Silver(I) Oxide

Clémentine Gibard was born in 1988 in Albertville, France. She obtained her M.Sc. in 2011 in bio-organic and bio-inorganic chemistry from Université Joseph Fourier, Grenoble, France. She is currently working towards her Ph.D. in Clermont-Ferrand under the supervision of Dr. Arnaud Gautier and Dr. Federico Cisnetti. Her research focuses on the development of new strategies for the functionalization of metal N-heterocyclic carbenes and the study of their applications.

Introduction

Silver(I) oxide (Ag₂O) has been known for several centuries, and it is still widely used in synthetic chemistry, including in novel strategies. Ag₂O is a black powder that is prepared by the reaction of aqueous silver nitrate and hydroxide salts (eq. 1, Scheme [1]).[1] However, thanks to its stability and low cost, organic chemists most frequently purchase it from commercial suppliers. This reagent has many applications: it can act as a base – due to the presence of oxide –, as an oxidant – due to its easy reduction to metallic silver –, as an halogen scavenger – due to the precipitation of silver halides –, or as a source of silver ion, particularly useful for organometallics preparation.

++++++++

ACTIVITY LIST:
• 1. From the Silver(I) Oxide page, extract the passage beginning at the words "Introduction" and ending after the words "for organometallics preparation.".
• 2. Answer these questions using the Silver(I) Oxide page:
(a) In what year did Clémentine Gibard obtain her M.Sc.?
(b) What color is silver(I) oxide powder?
(c) Silver(I) oxide is prepared by the reaction of which two things?

(Records from a data source)
++++++++

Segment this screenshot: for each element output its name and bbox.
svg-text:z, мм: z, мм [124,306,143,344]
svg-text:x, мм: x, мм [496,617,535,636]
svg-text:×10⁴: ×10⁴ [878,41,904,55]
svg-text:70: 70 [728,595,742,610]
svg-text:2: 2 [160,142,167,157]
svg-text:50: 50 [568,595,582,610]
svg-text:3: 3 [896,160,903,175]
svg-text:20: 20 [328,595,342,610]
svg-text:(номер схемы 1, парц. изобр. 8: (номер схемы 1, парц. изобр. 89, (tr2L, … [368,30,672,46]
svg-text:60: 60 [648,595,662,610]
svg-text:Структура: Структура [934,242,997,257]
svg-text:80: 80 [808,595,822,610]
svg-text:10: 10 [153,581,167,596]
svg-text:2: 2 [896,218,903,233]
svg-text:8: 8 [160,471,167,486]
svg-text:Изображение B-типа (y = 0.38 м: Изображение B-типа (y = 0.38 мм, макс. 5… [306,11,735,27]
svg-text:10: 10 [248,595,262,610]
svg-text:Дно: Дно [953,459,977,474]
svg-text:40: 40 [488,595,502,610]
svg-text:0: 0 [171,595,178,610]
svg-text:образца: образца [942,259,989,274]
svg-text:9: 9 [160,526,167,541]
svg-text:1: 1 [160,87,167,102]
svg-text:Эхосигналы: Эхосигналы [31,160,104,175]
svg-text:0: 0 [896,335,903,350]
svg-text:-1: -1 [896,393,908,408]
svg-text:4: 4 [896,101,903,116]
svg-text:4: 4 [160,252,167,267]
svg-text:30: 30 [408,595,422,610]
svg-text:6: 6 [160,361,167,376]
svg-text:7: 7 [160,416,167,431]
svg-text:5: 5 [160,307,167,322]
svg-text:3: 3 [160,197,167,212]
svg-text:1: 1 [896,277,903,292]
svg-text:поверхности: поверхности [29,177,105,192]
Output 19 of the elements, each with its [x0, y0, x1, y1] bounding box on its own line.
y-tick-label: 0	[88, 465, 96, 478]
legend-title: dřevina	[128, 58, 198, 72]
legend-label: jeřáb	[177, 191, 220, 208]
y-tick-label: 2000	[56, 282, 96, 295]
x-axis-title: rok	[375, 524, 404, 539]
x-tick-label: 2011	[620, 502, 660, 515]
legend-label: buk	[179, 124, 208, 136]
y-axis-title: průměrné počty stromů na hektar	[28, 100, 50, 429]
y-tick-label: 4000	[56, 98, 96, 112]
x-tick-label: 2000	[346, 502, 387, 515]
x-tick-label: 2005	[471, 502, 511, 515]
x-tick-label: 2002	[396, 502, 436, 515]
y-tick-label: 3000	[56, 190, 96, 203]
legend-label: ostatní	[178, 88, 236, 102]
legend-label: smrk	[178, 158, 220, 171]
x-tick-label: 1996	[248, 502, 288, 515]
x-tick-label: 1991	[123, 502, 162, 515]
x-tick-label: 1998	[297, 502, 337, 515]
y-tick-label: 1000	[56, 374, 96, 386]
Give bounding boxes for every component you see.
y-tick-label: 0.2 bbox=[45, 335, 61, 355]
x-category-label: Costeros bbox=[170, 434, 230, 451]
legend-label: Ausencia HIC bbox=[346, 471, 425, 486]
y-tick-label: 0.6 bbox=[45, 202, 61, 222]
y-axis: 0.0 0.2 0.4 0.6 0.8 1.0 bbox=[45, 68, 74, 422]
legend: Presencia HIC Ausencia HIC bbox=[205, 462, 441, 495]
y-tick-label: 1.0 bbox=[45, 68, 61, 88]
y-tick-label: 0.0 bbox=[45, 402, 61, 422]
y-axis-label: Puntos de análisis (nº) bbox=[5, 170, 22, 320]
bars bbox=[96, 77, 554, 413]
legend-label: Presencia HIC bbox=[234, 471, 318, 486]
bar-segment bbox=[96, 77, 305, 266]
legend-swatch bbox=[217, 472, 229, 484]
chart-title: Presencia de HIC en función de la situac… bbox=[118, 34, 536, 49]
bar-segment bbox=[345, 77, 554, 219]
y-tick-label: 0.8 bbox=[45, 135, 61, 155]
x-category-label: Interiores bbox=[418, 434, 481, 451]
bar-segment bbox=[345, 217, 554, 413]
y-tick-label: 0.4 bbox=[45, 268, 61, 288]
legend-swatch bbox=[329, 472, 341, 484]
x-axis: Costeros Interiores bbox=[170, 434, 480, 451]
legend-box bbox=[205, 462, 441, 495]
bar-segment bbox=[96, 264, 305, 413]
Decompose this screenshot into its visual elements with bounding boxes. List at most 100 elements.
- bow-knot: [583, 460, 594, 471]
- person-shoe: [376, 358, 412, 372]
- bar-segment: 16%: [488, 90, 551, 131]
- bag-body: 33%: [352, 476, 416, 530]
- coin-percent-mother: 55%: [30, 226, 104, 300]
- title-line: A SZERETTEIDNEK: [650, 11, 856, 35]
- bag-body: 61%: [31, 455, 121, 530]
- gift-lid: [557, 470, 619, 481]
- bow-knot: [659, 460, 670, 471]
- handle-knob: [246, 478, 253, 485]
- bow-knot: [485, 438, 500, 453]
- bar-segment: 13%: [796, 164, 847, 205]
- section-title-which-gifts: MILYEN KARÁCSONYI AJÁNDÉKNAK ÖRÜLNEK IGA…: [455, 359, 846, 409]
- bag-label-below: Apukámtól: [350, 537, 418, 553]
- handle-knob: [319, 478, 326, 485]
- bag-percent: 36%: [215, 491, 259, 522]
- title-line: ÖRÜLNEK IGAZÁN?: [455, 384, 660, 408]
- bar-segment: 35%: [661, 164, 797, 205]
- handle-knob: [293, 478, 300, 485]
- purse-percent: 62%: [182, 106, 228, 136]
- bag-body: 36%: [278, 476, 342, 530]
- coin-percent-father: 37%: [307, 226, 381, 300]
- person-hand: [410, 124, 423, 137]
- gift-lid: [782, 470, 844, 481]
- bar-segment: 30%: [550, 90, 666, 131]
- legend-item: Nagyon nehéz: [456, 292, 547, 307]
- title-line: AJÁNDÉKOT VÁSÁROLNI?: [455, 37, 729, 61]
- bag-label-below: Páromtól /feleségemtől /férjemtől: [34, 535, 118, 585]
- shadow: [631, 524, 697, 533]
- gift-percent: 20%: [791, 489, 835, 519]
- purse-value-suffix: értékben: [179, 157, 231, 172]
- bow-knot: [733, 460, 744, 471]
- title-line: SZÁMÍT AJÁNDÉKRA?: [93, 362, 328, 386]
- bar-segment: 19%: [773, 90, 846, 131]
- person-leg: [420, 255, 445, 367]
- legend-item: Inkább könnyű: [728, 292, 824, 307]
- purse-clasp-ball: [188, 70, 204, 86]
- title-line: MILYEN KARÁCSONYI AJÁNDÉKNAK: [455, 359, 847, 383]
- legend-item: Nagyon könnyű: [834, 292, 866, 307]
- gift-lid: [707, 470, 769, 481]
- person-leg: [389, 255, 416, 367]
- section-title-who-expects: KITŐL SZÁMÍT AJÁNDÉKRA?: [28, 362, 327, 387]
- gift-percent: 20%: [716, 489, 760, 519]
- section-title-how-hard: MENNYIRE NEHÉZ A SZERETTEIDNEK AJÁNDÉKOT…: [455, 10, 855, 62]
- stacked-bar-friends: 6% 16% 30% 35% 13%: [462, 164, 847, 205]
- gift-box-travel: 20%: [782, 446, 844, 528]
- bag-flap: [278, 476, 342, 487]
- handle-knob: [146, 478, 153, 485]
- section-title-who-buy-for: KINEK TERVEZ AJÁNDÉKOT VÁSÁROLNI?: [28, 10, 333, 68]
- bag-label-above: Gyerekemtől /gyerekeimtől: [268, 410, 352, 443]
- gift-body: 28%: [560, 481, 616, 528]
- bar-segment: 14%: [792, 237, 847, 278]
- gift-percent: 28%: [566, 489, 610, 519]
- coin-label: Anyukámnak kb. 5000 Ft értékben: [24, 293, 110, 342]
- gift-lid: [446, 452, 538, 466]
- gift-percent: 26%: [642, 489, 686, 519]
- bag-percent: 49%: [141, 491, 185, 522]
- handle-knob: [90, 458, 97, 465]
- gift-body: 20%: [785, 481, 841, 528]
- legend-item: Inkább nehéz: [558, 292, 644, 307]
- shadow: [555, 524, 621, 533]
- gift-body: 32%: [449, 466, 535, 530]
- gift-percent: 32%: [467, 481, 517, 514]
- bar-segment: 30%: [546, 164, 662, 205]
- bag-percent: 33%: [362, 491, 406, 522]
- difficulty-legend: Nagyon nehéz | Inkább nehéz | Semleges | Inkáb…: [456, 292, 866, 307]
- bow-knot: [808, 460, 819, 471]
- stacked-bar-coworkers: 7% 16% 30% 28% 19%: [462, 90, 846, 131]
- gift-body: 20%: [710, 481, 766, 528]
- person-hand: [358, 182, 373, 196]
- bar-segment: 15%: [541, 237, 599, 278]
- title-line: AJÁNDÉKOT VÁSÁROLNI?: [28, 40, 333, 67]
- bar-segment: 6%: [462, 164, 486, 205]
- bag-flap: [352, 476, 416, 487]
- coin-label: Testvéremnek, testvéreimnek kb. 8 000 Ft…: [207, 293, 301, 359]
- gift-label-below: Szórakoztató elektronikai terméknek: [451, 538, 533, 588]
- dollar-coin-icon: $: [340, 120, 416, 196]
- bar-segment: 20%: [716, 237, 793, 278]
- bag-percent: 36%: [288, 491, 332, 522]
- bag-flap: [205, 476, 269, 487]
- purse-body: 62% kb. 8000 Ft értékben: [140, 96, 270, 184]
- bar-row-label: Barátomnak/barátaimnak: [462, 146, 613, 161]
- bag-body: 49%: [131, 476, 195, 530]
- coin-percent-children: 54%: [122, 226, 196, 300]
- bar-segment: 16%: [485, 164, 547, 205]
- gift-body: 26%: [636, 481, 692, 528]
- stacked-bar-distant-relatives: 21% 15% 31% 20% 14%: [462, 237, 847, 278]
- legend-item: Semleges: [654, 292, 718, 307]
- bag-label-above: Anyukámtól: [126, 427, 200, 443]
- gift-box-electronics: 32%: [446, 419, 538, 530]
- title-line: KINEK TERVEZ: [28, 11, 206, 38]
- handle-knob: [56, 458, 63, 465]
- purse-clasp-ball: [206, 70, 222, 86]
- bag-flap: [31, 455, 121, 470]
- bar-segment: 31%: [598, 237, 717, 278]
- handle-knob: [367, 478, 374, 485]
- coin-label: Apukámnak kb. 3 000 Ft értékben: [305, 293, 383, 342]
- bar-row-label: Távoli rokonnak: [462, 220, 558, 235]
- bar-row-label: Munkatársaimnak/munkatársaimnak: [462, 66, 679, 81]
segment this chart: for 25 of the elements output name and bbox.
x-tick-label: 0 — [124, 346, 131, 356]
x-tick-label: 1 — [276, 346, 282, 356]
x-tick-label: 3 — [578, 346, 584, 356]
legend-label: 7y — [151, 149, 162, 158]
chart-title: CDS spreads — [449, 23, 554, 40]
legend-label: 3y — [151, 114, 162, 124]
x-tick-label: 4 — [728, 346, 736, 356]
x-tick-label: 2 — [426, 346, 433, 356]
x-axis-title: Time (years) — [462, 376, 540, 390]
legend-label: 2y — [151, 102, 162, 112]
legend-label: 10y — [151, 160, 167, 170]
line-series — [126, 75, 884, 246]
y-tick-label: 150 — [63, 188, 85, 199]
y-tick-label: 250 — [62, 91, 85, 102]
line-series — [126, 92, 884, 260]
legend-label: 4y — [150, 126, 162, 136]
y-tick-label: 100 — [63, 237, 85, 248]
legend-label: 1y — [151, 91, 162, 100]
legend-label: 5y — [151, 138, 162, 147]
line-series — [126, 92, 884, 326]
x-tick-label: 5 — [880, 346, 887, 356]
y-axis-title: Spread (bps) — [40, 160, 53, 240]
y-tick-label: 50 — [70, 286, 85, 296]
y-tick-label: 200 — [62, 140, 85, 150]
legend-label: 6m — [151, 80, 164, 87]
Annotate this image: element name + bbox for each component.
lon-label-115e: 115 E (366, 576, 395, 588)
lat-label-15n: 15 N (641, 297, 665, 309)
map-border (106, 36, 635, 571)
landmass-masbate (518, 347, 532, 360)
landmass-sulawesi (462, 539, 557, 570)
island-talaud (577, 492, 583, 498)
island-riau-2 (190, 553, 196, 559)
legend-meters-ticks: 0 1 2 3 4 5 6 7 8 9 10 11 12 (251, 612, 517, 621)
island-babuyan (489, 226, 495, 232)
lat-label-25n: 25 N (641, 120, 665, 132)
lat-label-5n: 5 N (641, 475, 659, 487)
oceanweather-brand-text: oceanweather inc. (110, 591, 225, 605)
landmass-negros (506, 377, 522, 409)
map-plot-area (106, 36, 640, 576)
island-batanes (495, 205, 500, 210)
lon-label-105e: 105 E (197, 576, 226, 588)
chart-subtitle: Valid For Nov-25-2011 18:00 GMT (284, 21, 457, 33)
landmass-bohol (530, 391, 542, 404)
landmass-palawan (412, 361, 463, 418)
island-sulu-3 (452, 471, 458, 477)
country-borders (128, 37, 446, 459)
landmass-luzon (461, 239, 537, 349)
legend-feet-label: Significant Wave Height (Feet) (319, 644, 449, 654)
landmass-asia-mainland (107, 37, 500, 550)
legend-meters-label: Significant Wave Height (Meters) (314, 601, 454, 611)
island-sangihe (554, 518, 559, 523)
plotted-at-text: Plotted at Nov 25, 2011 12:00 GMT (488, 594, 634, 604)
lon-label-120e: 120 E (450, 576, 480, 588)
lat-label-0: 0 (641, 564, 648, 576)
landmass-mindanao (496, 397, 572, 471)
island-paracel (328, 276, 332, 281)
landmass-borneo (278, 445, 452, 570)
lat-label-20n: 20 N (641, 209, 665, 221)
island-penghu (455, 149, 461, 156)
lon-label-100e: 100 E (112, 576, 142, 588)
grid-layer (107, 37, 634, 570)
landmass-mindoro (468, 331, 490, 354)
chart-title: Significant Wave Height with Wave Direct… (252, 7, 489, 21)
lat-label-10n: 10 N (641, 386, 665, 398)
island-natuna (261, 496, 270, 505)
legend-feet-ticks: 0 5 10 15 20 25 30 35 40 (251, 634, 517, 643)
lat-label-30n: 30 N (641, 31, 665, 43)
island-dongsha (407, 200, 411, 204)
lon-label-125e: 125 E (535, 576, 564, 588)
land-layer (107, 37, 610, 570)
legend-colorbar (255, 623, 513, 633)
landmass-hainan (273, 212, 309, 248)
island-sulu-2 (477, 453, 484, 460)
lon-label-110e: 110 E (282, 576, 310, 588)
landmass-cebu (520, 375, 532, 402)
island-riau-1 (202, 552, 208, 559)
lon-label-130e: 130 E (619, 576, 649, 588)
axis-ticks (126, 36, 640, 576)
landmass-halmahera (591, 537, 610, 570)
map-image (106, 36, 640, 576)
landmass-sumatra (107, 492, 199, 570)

++++++++

SOLUTIONS TO EACH TASK:
• 1.
Introduction

Silver(I) oxide (Ag₂O) has been known for several centuries, and it is still widely used in synthetic chemistry, including in novel strategies. Ag₂O is a black powder that is prepared by the reaction of aqueous silver nitrate and hydroxide salts (eq. 1, Scheme [1]).[1] However, thanks to its stability and low cost, organic chemists most frequently purchase it from commercial suppliers. This reagent has many applications: it can act as a base – due to the presence of oxide –, as an oxidant – due to its easy reduction to metallic silver –, as an halogen scavenger – due to the precipitation of silver halides –, or as a source of silver ion, particularly useful for organometallics preparation.

• 2.
(a) 2011
(b) Black
(c) Aqueous silver nitrate and hydroxide salts